WRITTEN REQUEST:
From the entries below, pull out each line where "政府性基金预算财政拨款" appears.

---

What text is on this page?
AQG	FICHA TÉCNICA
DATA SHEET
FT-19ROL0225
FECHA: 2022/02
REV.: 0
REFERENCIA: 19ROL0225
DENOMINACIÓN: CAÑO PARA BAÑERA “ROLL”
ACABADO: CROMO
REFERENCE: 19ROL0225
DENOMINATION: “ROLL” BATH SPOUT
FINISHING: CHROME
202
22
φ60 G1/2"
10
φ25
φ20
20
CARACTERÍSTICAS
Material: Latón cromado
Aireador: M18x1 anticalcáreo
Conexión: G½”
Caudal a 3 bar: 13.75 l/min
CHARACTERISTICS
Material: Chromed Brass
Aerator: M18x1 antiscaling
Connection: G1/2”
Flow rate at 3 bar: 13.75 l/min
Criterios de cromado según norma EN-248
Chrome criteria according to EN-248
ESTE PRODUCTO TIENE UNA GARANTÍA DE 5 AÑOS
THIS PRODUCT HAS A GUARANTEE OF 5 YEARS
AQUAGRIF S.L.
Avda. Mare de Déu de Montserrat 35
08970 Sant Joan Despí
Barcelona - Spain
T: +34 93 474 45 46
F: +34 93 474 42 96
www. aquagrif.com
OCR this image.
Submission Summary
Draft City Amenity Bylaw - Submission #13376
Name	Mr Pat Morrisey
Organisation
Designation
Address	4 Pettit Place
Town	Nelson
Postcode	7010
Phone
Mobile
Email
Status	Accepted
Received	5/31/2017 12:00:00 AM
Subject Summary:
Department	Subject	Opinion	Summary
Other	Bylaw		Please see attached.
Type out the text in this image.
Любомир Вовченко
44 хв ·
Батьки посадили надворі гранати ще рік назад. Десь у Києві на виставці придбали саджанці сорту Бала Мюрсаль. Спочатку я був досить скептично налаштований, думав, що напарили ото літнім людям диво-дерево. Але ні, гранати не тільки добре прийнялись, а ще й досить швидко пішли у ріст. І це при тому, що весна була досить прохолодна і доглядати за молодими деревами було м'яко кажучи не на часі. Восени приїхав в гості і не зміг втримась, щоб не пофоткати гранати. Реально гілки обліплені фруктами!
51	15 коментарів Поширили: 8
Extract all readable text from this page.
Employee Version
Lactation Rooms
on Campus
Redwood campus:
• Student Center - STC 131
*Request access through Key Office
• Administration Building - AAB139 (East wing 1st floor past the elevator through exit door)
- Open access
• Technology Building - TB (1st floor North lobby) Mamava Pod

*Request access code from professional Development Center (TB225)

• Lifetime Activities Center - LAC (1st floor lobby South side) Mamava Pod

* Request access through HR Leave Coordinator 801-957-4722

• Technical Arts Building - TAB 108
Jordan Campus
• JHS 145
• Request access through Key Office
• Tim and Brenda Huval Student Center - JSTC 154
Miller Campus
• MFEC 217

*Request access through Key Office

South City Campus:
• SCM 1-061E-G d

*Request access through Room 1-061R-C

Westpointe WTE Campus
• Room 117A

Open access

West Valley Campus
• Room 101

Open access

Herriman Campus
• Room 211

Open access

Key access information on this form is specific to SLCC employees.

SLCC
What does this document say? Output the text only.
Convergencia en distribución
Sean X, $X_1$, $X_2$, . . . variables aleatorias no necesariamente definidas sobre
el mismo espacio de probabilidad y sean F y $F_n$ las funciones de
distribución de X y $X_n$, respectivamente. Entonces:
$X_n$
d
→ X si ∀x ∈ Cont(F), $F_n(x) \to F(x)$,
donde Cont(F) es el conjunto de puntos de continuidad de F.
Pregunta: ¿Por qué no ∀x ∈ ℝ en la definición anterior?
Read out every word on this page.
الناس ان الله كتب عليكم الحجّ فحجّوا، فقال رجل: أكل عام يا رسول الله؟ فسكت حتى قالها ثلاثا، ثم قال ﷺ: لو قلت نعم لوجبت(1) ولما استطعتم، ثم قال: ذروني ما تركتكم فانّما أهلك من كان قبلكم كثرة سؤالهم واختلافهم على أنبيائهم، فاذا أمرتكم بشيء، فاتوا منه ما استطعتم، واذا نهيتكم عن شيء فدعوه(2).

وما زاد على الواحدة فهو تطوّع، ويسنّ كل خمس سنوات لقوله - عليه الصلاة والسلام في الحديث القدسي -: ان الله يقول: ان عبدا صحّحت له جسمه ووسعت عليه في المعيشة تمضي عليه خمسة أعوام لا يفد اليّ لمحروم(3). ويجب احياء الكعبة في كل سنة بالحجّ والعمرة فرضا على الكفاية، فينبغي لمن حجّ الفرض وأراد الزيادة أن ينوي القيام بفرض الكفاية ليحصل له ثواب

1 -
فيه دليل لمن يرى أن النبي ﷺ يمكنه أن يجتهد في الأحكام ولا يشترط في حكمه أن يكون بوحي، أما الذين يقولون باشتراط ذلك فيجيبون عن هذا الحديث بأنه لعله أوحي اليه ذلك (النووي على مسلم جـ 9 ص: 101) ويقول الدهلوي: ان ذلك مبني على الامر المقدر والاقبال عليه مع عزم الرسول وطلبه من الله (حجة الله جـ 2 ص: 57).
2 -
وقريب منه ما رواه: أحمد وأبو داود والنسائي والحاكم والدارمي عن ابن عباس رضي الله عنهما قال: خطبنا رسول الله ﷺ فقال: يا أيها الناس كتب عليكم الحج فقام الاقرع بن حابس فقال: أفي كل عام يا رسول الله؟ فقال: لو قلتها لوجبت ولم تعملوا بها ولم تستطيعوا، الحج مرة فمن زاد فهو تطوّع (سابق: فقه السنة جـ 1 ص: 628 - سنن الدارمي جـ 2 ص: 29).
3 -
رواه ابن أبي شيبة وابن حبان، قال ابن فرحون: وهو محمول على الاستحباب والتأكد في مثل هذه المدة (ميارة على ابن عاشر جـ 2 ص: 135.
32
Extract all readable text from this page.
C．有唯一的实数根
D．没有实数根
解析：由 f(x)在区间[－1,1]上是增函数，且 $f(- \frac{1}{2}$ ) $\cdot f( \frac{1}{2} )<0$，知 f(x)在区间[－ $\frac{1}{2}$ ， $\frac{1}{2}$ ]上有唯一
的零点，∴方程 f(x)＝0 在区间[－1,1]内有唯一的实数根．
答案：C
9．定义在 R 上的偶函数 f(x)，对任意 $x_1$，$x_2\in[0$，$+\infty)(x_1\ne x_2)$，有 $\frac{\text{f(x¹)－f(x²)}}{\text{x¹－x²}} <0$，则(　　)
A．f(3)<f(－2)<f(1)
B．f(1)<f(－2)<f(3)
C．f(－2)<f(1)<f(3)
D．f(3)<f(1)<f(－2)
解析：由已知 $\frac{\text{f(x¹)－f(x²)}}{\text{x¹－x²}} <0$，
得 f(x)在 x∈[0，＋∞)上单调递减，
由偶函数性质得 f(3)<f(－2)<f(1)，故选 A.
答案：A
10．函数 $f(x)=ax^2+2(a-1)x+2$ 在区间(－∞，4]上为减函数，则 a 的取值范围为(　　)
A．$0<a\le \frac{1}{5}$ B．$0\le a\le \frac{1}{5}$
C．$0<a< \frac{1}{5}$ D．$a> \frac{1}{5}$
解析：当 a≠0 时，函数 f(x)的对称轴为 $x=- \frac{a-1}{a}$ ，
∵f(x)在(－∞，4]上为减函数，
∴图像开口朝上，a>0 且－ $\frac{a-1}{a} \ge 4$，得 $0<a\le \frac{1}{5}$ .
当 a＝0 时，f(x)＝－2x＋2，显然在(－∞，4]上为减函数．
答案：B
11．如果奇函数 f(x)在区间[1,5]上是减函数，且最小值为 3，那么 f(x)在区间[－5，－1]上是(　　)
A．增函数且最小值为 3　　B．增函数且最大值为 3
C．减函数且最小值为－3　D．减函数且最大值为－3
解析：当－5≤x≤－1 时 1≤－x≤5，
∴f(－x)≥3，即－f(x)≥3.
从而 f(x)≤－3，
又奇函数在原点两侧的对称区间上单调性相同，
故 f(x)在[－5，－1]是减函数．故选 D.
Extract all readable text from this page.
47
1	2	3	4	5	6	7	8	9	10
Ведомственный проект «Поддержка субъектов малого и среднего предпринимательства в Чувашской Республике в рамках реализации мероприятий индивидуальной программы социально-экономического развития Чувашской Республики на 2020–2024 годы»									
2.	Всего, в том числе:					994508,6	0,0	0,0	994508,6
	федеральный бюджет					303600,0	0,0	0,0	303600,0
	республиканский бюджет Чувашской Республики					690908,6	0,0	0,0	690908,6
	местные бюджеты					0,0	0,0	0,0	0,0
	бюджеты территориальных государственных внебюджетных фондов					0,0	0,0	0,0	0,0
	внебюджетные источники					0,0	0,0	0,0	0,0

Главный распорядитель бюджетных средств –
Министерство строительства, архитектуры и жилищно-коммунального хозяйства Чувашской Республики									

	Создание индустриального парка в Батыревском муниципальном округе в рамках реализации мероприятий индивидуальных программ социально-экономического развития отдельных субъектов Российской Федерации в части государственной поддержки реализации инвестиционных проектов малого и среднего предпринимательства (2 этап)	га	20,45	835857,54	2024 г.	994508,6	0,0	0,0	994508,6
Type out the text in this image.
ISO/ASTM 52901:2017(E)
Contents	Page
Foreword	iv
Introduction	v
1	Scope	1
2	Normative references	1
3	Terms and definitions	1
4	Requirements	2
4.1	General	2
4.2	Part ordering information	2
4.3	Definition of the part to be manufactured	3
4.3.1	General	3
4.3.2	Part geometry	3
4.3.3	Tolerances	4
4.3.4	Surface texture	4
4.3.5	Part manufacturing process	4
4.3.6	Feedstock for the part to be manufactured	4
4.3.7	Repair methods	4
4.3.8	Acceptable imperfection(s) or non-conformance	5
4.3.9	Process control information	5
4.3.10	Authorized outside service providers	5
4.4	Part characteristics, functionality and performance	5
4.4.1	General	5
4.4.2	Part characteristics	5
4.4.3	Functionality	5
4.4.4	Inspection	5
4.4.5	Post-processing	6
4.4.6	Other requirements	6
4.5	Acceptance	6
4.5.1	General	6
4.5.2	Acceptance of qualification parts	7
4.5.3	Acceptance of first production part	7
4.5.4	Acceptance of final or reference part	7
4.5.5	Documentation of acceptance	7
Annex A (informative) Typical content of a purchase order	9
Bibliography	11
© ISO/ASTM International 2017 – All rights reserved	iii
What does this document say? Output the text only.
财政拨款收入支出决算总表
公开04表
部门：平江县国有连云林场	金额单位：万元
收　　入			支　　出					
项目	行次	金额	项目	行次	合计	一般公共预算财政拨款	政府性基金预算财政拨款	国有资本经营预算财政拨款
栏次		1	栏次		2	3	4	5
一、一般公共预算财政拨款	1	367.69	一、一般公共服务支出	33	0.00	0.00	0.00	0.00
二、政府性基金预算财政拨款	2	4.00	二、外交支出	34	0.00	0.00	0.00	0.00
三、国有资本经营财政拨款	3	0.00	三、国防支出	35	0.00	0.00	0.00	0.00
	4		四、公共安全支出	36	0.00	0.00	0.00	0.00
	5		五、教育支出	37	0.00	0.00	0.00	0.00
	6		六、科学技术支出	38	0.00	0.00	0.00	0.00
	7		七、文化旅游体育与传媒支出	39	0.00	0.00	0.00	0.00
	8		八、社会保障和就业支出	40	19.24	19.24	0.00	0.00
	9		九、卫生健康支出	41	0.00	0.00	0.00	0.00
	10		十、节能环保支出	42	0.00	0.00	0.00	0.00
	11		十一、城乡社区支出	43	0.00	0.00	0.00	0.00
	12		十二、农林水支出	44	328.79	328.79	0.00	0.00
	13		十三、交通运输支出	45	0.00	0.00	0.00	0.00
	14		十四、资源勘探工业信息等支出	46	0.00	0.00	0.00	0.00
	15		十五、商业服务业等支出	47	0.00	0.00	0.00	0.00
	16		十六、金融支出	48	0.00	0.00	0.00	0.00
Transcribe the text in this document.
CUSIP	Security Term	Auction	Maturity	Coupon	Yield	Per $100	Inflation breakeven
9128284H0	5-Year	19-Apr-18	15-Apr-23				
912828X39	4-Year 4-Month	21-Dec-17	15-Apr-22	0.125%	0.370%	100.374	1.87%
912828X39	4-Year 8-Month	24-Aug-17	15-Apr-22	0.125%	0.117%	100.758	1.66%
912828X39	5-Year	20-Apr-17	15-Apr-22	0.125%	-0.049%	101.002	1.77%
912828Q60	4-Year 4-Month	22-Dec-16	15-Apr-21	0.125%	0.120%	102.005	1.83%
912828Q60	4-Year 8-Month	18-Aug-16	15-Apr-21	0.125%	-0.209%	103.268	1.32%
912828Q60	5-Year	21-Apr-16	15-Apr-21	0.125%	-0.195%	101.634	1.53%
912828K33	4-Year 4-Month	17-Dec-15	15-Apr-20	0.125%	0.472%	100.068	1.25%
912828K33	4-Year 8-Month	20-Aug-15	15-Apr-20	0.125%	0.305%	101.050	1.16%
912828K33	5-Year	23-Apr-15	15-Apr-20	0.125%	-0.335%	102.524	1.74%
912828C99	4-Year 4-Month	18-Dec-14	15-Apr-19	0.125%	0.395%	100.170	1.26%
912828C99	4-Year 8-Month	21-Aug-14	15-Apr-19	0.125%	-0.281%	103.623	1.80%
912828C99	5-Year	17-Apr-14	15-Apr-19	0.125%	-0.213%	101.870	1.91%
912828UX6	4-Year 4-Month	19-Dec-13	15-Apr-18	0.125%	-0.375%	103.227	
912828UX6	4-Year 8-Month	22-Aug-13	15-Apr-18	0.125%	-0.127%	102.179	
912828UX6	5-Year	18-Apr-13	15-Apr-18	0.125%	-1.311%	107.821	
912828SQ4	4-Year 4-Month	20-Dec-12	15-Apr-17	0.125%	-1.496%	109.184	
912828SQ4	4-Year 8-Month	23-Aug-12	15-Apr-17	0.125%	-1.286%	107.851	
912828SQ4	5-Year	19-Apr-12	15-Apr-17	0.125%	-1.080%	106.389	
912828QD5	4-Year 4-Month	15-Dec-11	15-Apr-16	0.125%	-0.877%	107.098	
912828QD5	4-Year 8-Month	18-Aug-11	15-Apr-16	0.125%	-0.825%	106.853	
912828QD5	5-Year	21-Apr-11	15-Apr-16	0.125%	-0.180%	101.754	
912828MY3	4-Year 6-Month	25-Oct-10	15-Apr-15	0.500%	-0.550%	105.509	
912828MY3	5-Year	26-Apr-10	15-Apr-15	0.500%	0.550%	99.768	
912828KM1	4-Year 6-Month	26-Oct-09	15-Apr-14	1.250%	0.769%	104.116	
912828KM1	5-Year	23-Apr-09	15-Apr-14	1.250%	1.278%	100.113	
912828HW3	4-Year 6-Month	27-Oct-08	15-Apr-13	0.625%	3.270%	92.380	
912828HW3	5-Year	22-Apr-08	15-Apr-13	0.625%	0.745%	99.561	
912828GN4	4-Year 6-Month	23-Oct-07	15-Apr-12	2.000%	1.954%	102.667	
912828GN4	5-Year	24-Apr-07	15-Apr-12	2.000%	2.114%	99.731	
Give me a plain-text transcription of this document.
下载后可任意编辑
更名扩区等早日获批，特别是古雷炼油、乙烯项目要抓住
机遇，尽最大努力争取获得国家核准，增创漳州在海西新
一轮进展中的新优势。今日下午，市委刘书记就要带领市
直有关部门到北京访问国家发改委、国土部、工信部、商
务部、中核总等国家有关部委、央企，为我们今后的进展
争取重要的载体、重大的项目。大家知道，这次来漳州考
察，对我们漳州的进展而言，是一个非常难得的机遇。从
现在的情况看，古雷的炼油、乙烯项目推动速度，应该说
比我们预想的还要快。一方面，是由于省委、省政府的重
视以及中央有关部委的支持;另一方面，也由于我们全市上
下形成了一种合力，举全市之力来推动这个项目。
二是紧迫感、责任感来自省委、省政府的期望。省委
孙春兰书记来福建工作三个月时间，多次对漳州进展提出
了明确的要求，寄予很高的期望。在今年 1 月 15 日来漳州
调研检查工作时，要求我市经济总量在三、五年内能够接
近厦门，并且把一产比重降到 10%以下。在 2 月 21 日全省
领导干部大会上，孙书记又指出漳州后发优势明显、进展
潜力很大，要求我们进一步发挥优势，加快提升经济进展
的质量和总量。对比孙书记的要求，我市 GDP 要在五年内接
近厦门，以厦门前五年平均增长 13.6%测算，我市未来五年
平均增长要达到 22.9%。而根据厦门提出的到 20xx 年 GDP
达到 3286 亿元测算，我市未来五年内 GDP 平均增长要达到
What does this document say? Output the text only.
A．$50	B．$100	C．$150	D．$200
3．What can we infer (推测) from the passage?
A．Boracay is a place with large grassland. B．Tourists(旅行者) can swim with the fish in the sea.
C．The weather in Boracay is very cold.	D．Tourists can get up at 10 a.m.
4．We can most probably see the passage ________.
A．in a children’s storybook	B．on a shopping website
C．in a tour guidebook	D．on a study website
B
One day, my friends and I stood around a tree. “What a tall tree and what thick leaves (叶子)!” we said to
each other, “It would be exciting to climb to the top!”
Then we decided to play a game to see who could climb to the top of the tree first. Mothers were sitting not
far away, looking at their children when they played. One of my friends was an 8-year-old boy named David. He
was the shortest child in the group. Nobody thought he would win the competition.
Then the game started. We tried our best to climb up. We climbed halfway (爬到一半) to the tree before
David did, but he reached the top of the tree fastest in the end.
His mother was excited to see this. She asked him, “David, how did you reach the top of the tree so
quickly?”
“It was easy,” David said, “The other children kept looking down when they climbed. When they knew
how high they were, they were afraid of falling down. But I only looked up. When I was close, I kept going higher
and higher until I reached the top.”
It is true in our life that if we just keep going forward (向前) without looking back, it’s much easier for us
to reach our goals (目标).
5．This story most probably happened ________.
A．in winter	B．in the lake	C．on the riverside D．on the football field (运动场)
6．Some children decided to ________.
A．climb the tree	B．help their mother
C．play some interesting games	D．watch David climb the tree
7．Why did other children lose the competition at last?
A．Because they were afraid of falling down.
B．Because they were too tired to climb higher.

---

THE ANSWER:
项目	行次	金额	项目	行次	合计	一般公共预算财政拨款	政府性基金预算财政拨款	国有资本经营预算财政拨款
二、政府性基金预算财政拨款	2	4.00	二、外交支出	34	0.00	0.00	0.00	0.00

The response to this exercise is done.